→ **Your goal**
Will you quote all of the entries, word for word?

Rows from a figure dataset:
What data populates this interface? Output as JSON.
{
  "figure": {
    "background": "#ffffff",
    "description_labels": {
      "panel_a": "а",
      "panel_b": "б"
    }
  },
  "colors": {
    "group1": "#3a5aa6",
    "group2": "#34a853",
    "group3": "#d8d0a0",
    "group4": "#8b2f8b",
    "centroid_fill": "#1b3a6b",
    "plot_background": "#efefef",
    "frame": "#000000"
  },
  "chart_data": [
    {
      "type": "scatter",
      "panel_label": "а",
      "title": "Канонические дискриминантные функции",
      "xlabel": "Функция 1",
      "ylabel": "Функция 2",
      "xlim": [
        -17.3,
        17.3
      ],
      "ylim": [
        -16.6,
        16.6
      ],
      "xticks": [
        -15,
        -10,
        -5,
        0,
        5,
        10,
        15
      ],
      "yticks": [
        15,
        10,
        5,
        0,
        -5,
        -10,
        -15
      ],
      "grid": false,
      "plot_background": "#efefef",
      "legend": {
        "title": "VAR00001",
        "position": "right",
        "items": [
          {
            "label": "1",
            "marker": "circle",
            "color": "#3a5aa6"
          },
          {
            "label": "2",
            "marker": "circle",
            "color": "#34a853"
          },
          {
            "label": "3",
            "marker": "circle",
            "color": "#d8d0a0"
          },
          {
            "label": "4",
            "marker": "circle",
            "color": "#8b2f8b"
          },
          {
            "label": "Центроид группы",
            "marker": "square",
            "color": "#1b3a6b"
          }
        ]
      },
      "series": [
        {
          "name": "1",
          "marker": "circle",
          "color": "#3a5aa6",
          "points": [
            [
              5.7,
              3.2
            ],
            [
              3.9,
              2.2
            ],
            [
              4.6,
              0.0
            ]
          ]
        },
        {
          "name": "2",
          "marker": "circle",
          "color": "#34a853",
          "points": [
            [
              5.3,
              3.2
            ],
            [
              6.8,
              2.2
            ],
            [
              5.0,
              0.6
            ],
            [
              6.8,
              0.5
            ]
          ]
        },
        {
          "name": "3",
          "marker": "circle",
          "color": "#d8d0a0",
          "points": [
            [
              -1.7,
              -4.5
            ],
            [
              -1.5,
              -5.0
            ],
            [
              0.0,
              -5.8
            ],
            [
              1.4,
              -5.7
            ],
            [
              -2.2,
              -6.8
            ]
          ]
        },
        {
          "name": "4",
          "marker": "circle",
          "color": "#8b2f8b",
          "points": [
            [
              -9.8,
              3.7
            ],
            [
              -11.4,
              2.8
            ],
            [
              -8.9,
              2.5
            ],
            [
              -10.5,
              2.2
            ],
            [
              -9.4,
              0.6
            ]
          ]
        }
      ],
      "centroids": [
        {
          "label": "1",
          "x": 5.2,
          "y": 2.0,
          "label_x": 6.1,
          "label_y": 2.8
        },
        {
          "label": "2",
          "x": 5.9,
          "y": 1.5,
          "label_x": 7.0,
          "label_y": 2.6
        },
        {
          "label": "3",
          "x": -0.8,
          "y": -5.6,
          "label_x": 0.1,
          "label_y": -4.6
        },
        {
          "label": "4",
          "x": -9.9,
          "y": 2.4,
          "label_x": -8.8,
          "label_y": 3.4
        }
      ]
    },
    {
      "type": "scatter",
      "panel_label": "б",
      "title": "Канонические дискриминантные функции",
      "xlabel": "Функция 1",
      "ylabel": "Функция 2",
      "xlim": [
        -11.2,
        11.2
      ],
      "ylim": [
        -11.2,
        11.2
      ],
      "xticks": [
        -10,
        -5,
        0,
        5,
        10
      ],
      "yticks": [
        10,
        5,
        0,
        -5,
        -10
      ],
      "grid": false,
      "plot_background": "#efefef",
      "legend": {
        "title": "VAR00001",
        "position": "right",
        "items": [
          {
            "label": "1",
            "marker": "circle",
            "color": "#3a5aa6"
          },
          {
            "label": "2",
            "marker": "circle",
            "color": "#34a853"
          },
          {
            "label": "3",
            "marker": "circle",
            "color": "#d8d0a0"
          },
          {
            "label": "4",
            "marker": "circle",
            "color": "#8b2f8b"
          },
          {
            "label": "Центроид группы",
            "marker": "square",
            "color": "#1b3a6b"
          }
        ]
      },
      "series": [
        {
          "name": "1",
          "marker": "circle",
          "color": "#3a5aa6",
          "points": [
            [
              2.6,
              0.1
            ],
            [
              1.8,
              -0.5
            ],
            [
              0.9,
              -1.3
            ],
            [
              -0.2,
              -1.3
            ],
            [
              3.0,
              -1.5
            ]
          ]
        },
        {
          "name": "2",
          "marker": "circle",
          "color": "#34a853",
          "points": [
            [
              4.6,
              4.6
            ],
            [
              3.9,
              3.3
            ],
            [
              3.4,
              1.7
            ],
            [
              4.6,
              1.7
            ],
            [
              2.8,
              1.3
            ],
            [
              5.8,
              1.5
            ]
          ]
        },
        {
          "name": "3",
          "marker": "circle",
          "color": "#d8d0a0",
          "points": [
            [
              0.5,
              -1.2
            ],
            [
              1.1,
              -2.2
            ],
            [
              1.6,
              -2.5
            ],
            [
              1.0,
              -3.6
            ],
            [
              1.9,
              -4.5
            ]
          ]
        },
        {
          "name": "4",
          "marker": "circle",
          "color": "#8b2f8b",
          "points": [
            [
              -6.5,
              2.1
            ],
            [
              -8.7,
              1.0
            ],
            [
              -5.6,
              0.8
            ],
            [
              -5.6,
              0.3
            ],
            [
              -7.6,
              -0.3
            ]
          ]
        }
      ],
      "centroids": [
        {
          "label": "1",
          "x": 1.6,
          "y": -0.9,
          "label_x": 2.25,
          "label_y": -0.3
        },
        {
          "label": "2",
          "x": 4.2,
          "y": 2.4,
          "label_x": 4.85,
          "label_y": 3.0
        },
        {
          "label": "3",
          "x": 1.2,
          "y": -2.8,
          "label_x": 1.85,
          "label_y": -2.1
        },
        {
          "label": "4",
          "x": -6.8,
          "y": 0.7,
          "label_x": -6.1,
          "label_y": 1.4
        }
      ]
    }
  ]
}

→ **Solved problem**
What data populates this interface? Output as JSON.
{
  "figure": {
    "background": "#ffffff",
    "description_labels": {
      "panel_a": "а",
      "panel_b": "б"
    }
  },
  "colors": {
    "group1": "#3a5aa6",
    "group2": "#34a853",
    "group3": "#d8d0a0",
    "group4": "#8b2f8b",
    "centroid_fill": "#1b3a6b",
    "plot_background": "#efefef",
    "frame": "#000000"
  },
  "chart_data": [
    {
      "type": "scatter",
      "panel_label": "а",
      "title": "Канонические дискриминантные функции",
      "xlabel": "Функция 1",
      "ylabel": "Функция 2",
      "xlim": [
        -17.3,
        17.3
      ],
      "ylim": [
        -16.6,
        16.6
      ],
      "xticks": [
        -15,
        -10,
        -5,
        0,
        5,
        10,
        15
      ],
      "yticks": [
        15,
        10,
        5,
        0,
        -5,
        -10,
        -15
      ],
      "grid": false,
      "plot_background": "#efefef",
      "legend": {
        "title": "VAR00001",
        "position": "right",
        "items": [
          {
            "label": "1",
            "marker": "circle",
            "color": "#3a5aa6"
          },
          {
            "label": "2",
            "marker": "circle",
            "color": "#34a853"
          },
          {
            "label": "3",
            "marker": "circle",
            "color": "#d8d0a0"
          },
          {
            "label": "4",
            "marker": "circle",
            "color": "#8b2f8b"
          },
          {
            "label": "Центроид группы",
            "marker": "square",
            "color": "#1b3a6b"
          }
        ]
      },
      "series": [
        {
          "name": "1",
          "marker": "circle",
          "color": "#3a5aa6",
          "points": [
            [
              5.7,
              3.2
            ],
            [
              3.9,
              2.2
            ],
            [
              4.6,
              0.0
            ]
          ]
        },
        {
          "name": "2",
          "marker": "circle",
          "color": "#34a853",
          "points": [
            [
              5.3,
              3.2
            ],
            [
              6.8,
              2.2
            ],
            [
              5.0,
              0.6
            ],
            [
              6.8,
              0.5
            ]
          ]
        },
        {
          "name": "3",
          "marker": "circle",
          "color": "#d8d0a0",
          "points": [
            [
              -1.7,
              -4.5
            ],
            [
              -1.5,
              -5.0
            ],
            [
              0.0,
              -5.8
            ],
            [
              1.4,
              -5.7
            ],
            [
              -2.2,
              -6.8
            ]
          ]
        },
        {
          "name": "4",
          "marker": "circle",
          "color": "#8b2f8b",
          "points": [
            [
              -9.8,
              3.7
            ],
            [
              -11.4,
              2.8
            ],
            [
              -8.9,
              2.5
            ],
            [
              -10.5,
              2.2
            ],
            [
              -9.4,
              0.6
            ]
          ]
        }
      ],
      "centroids": [
        {
          "label": "1",
          "x": 5.2,
          "y": 2.0,
          "label_x": 6.1,
          "label_y": 2.8
        },
        {
          "label": "2",
          "x": 5.9,
          "y": 1.5,
          "label_x": 7.0,
          "label_y": 2.6
        },
        {
          "label": "3",
          "x": -0.8,
          "y": -5.6,
          "label_x": 0.1,
          "label_y": -4.6
        },
        {
          "label": "4",
          "x": -9.9,
          "y": 2.4,
          "label_x": -8.8,
          "label_y": 3.4
        }
      ]
    },
    {
      "type": "scatter",
      "panel_label": "б",
      "title": "Канонические дискриминантные функции",
      "xlabel": "Функция 1",
      "ylabel": "Функция 2",
      "xlim": [
        -11.2,
        11.2
      ],
      "ylim": [
        -11.2,
        11.2
      ],
      "xticks": [
        -10,
        -5,
        0,
        5,
        10
      ],
      "yticks": [
        10,
        5,
        0,
        -5,
        -10
      ],
      "grid": false,
      "plot_background": "#efefef",
      "legend": {
        "title": "VAR00001",
        "position": "right",
        "items": [
          {
            "label": "1",
            "marker": "circle",
            "color": "#3a5aa6"
          },
          {
            "label": "2",
            "marker": "circle",
            "color": "#34a853"
          },
          {
            "label": "3",
            "marker": "circle",
            "color": "#d8d0a0"
          },
          {
            "label": "4",
            "marker": "circle",
            "color": "#8b2f8b"
          },
          {
            "label": "Центроид группы",
            "marker": "square",
            "color": "#1b3a6b"
          }
        ]
      },
      "series": [
        {
          "name": "1",
          "marker": "circle",
          "color": "#3a5aa6",
          "points": [
            [
              2.6,
              0.1
            ],
            [
              1.8,
              -0.5
            ],
            [
              0.9,
              -1.3
            ],
            [
              -0.2,
              -1.3
            ],
            [
              3.0,
              -1.5
            ]
          ]
        },
        {
          "name": "2",
          "marker": "circle",
          "color": "#34a853",
          "points": [
            [
              4.6,
              4.6
            ],
            [
              3.9,
              3.3
            ],
            [
              3.4,
              1.7
            ],
            [
              4.6,
              1.7
            ],
            [
              2.8,
              1.3
            ],
            [
              5.8,
              1.5
            ]
          ]
        },
        {
          "name": "3",
          "marker": "circle",
          "color": "#d8d0a0",
          "points": [
            [
              0.5,
              -1.2
            ],
            [
              1.1,
              -2.2
            ],
            [
              1.6,
              -2.5
            ],
            [
              1.0,
              -3.6
            ],
            [
              1.9,
              -4.5
            ]
          ]
        },
        {
          "name": "4",
          "marker": "circle",
          "color": "#8b2f8b",
          "points": [
            [
              -6.5,
              2.1
            ],
            [
              -8.7,
              1.0
            ],
            [
              -5.6,
              0.8
            ],
            [
              -5.6,
              0.3
            ],
            [
              -7.6,
              -0.3
            ]
          ]
        }
      ],
      "centroids": [
        {
          "label": "1",
          "x": 1.6,
          "y": -0.9,
          "label_x": 2.25,
          "label_y": -0.3
        },
        {
          "label": "2",
          "x": 4.2,
          "y": 2.4,
          "label_x": 4.85,
          "label_y": 3.0
        },
        {
          "label": "3",
          "x": 1.2,
          "y": -2.8,
          "label_x": 1.85,
          "label_y": -2.1
        },
        {
          "label": "4",
          "x": -6.8,
          "y": 0.7,
          "label_x": -6.1,
          "label_y": 1.4
        }
      ]
    }
  ]
}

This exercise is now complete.